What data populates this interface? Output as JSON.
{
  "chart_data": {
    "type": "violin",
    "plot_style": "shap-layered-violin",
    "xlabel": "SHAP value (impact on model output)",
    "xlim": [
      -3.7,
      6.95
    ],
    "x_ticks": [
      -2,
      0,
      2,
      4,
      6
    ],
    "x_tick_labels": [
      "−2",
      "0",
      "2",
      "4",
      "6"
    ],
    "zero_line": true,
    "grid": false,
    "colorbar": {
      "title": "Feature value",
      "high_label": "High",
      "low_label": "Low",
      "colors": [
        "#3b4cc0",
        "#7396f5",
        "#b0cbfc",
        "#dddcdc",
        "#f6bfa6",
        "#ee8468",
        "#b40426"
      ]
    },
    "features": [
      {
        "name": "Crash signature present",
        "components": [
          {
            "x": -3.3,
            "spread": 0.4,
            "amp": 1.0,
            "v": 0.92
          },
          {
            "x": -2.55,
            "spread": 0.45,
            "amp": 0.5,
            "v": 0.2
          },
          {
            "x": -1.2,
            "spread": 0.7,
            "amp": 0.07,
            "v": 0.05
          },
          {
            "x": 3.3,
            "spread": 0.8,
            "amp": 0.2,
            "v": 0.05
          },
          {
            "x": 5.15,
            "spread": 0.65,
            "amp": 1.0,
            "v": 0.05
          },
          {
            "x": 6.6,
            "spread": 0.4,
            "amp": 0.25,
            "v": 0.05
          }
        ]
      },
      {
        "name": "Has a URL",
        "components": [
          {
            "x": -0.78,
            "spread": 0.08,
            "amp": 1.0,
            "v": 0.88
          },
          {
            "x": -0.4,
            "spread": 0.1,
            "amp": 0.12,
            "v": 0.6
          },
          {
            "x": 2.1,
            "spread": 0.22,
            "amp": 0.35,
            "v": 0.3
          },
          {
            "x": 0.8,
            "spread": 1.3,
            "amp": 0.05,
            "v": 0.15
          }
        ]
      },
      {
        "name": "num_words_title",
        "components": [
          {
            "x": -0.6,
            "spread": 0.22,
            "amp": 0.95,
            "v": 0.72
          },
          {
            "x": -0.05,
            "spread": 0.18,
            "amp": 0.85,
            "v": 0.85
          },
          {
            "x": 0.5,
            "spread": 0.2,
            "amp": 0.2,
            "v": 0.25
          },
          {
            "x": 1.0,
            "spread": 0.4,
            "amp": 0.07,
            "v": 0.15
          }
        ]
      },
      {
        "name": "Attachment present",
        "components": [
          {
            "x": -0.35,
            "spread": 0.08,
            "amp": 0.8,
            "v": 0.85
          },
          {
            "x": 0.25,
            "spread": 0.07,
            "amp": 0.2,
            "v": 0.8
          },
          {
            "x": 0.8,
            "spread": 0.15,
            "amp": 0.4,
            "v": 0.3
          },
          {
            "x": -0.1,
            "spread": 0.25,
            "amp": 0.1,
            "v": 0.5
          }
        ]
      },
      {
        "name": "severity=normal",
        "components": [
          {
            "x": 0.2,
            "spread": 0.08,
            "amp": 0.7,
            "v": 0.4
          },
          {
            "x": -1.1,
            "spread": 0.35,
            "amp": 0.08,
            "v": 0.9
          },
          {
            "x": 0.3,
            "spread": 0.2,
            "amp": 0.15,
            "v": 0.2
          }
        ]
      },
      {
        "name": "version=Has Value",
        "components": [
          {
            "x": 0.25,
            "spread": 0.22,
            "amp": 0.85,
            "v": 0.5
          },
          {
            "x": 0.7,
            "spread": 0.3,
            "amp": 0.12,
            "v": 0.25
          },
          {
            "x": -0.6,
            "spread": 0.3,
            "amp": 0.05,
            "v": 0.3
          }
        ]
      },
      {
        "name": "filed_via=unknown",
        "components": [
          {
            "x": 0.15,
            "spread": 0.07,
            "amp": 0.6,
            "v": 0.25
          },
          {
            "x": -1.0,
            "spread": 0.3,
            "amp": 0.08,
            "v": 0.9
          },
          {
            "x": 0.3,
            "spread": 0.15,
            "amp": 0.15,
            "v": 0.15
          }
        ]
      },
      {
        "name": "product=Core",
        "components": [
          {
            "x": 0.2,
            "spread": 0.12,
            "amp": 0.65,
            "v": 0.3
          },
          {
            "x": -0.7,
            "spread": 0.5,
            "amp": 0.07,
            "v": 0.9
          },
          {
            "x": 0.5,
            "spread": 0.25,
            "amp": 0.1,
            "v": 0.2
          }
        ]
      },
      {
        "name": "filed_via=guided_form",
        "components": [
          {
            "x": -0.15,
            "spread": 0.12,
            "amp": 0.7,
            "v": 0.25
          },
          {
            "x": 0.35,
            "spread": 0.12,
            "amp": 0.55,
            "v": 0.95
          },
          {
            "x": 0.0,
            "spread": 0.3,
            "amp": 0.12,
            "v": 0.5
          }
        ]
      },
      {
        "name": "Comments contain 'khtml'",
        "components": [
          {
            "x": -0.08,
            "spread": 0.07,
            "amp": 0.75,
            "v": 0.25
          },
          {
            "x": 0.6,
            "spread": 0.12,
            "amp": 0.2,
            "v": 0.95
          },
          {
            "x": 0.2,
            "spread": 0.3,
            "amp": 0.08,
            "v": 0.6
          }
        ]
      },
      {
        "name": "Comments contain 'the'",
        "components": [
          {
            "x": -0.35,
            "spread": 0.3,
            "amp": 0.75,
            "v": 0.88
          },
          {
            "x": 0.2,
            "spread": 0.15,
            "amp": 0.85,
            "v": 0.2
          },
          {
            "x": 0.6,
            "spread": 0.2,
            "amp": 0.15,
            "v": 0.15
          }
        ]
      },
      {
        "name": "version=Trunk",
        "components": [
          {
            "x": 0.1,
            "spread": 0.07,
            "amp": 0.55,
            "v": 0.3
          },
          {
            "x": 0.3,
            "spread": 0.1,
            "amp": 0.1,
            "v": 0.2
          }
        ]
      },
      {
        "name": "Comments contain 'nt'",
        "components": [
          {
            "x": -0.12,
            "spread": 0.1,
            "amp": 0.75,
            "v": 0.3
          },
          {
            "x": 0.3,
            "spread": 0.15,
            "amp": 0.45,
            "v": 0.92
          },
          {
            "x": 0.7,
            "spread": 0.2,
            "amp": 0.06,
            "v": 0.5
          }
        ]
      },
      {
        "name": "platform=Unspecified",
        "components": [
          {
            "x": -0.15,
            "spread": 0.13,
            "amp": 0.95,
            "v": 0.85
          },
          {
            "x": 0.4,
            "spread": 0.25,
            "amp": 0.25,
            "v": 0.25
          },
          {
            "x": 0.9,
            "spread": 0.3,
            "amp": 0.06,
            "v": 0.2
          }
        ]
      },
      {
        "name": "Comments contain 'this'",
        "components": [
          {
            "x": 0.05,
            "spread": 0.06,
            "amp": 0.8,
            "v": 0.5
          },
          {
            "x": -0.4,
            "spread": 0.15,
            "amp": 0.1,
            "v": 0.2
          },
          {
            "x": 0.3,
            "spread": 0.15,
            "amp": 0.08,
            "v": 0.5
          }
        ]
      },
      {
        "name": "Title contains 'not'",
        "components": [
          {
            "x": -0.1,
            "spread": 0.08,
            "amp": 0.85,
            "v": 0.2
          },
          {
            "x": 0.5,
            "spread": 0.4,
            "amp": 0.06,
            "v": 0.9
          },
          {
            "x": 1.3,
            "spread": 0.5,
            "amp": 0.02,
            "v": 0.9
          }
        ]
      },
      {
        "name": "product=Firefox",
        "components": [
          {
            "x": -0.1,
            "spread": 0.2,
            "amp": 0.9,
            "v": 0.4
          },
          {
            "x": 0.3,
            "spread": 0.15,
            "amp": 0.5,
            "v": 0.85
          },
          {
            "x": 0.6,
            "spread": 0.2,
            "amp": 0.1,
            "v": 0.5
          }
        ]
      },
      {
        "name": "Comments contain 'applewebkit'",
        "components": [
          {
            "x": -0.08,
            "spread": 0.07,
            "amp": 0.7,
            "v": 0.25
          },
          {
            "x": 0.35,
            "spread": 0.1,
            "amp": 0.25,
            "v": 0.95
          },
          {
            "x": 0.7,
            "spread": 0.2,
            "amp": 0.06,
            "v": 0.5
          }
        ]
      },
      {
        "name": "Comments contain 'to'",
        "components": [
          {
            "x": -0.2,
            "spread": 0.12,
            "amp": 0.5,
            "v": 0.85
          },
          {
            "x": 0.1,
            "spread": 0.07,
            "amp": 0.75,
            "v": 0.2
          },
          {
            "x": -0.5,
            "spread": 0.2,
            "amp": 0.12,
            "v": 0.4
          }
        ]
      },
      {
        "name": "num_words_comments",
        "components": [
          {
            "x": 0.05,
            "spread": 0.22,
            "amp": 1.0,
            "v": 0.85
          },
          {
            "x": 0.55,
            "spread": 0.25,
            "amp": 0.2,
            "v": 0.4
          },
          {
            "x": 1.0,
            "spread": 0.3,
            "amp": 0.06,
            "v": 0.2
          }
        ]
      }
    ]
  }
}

**PROBLEM TO SOLVE**
List the lines of the records where "present" occurs.

**RESULT**
        "name": "Crash signature present",
        "name": "Attachment present",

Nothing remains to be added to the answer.